■ PROBLEM DETAILS:
Repeat every record below exactly as written.

■ PROVIDED DATA:
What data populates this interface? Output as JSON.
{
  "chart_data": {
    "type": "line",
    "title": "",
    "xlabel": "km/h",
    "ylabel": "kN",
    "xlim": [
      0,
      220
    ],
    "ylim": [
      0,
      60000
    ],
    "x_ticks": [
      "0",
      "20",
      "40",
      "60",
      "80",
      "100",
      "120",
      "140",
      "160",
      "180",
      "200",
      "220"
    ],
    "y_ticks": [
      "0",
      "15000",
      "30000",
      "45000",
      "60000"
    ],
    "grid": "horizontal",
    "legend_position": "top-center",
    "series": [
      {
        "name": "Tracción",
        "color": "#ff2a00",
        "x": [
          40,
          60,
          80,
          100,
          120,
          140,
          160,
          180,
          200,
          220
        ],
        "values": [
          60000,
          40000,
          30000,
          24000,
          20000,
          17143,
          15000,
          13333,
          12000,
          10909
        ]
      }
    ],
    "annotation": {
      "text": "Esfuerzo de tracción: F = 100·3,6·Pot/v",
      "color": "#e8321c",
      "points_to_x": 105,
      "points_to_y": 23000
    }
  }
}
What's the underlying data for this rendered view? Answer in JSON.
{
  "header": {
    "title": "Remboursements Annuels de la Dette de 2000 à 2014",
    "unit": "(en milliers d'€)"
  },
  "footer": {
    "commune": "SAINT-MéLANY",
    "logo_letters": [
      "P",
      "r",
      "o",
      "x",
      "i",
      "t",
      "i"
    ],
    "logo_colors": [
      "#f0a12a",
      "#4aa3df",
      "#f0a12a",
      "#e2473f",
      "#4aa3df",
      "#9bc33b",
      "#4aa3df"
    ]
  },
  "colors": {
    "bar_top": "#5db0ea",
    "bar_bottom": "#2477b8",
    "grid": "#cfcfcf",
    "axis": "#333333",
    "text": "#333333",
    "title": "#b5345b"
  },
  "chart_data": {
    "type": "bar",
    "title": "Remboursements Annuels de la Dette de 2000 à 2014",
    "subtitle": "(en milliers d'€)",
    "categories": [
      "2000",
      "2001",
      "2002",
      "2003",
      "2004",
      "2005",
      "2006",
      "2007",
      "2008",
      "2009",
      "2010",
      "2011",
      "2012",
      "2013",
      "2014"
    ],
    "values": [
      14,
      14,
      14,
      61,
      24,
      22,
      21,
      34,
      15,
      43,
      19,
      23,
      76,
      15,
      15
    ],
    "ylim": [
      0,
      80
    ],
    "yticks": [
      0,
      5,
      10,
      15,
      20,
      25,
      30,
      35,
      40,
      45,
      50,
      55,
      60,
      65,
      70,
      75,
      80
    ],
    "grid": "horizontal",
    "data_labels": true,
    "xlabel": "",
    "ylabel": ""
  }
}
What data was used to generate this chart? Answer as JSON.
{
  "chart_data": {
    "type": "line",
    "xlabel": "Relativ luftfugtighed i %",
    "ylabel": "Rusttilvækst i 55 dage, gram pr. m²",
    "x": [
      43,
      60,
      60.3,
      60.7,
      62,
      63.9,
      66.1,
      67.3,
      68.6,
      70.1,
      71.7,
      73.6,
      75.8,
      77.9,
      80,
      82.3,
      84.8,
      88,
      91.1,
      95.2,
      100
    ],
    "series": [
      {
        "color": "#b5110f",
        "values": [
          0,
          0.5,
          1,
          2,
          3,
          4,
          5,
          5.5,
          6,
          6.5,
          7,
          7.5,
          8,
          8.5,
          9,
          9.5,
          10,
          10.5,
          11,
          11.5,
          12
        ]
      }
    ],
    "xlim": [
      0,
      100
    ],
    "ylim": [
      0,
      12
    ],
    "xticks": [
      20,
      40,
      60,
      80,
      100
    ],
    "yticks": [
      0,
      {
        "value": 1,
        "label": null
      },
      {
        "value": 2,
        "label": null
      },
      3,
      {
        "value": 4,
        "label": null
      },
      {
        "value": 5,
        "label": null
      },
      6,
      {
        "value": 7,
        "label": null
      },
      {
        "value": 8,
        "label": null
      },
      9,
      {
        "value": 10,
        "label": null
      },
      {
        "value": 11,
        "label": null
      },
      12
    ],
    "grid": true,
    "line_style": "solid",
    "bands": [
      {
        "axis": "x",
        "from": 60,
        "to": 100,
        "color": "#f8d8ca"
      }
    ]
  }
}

■ RESULT OF THE TASK:
What data populates this interface? Output as JSON.
{
  "chart_data": {
    "type": "line",
    "title": "",
    "xlabel": "km/h",
    "ylabel": "kN",
    "xlim": [
      0,
      220
    ],
    "ylim": [
      0,
      60000
    ],
    "x_ticks": [
      "0",
      "20",
      "40",
      "60",
      "80",
      "100",
      "120",
      "140",
      "160",
      "180",
      "200",
      "220"
    ],
    "y_ticks": [
      "0",
      "15000",
      "30000",
      "45000",
      "60000"
    ],
    "grid": "horizontal",
    "legend_position": "top-center",
    "series": [
      {
        "name": "Tracción",
        "color": "#ff2a00",
        "x": [
          40,
          60,
          80,
          100,
          120,
          140,
          160,
          180,
          200,
          220
        ],
        "values": [
          60000,
          40000,
          30000,
          24000,
          20000,
          17143,
          15000,
          13333,
          12000,
          10909
        ]
      }
    ],
    "annotation": {
      "text": "Esfuerzo de tracción: F = 100·3,6·Pot/v",
      "color": "#e8321c",
      "points_to_x": 105,
      "points_to_y": 23000
    }
  }
}
What's the underlying data for this rendered view? Answer in JSON.
{
  "header": {
    "title": "Remboursements Annuels de la Dette de 2000 à 2014",
    "unit": "(en milliers d'€)"
  },
  "footer": {
    "commune": "SAINT-MéLANY",
    "logo_letters": [
      "P",
      "r",
      "o",
      "x",
      "i",
      "t",
      "i"
    ],
    "logo_colors": [
      "#f0a12a",
      "#4aa3df",
      "#f0a12a",
      "#e2473f",
      "#4aa3df",
      "#9bc33b",
      "#4aa3df"
    ]
  },
  "colors": {
    "bar_top": "#5db0ea",
    "bar_bottom": "#2477b8",
    "grid": "#cfcfcf",
    "axis": "#333333",
    "text": "#333333",
    "title": "#b5345b"
  },
  "chart_data": {
    "type": "bar",
    "title": "Remboursements Annuels de la Dette de 2000 à 2014",
    "subtitle": "(en milliers d'€)",
    "categories": [
      "2000",
      "2001",
      "2002",
      "2003",
      "2004",
      "2005",
      "2006",
      "2007",
      "2008",
      "2009",
      "2010",
      "2011",
      "2012",
      "2013",
      "2014"
    ],
    "values": [
      14,
      14,
      14,
      61,
      24,
      22,
      21,
      34,
      15,
      43,
      19,
      23,
      76,
      15,
      15
    ],
    "ylim": [
      0,
      80
    ],
    "yticks": [
      0,
      5,
      10,
      15,
      20,
      25,
      30,
      35,
      40,
      45,
      50,
      55,
      60,
      65,
      70,
      75,
      80
    ],
    "grid": "horizontal",
    "data_labels": true,
    "xlabel": "",
    "ylabel": ""
  }
}
What data was used to generate this chart? Answer as JSON.
{
  "chart_data": {
    "type": "line",
    "xlabel": "Relativ luftfugtighed i %",
    "ylabel": "Rusttilvækst i 55 dage, gram pr. m²",
    "x": [
      43,
      60,
      60.3,
      60.7,
      62,
      63.9,
      66.1,
      67.3,
      68.6,
      70.1,
      71.7,
      73.6,
      75.8,
      77.9,
      80,
      82.3,
      84.8,
      88,
      91.1,
      95.2,
      100
    ],
    "series": [
      {
        "color": "#b5110f",
        "values": [
          0,
          0.5,
          1,
          2,
          3,
          4,
          5,
          5.5,
          6,
          6.5,
          7,
          7.5,
          8,
          8.5,
          9,
          9.5,
          10,
          10.5,
          11,
          11.5,
          12
        ]
      }
    ],
    "xlim": [
      0,
      100
    ],
    "ylim": [
      0,
      12
    ],
    "xticks": [
      20,
      40,
      60,
      80,
      100
    ],
    "yticks": [
      0,
      {
        "value": 1,
        "label": null
      },
      {
        "value": 2,
        "label": null
      },
      3,
      {
        "value": 4,
        "label": null
      },
      {
        "value": 5,
        "label": null
      },
      6,
      {
        "value": 7,
        "label": null
      },
      {
        "value": 8,
        "label": null
      },
      9,
      {
        "value": 10,
        "label": null
      },
      {
        "value": 11,
        "label": null
      },
      12
    ],
    "grid": true,
    "line_style": "solid",
    "bands": [
      {
        "axis": "x",
        "from": 60,
        "to": 100,
        "color": "#f8d8ca"
      }
    ]
  }
}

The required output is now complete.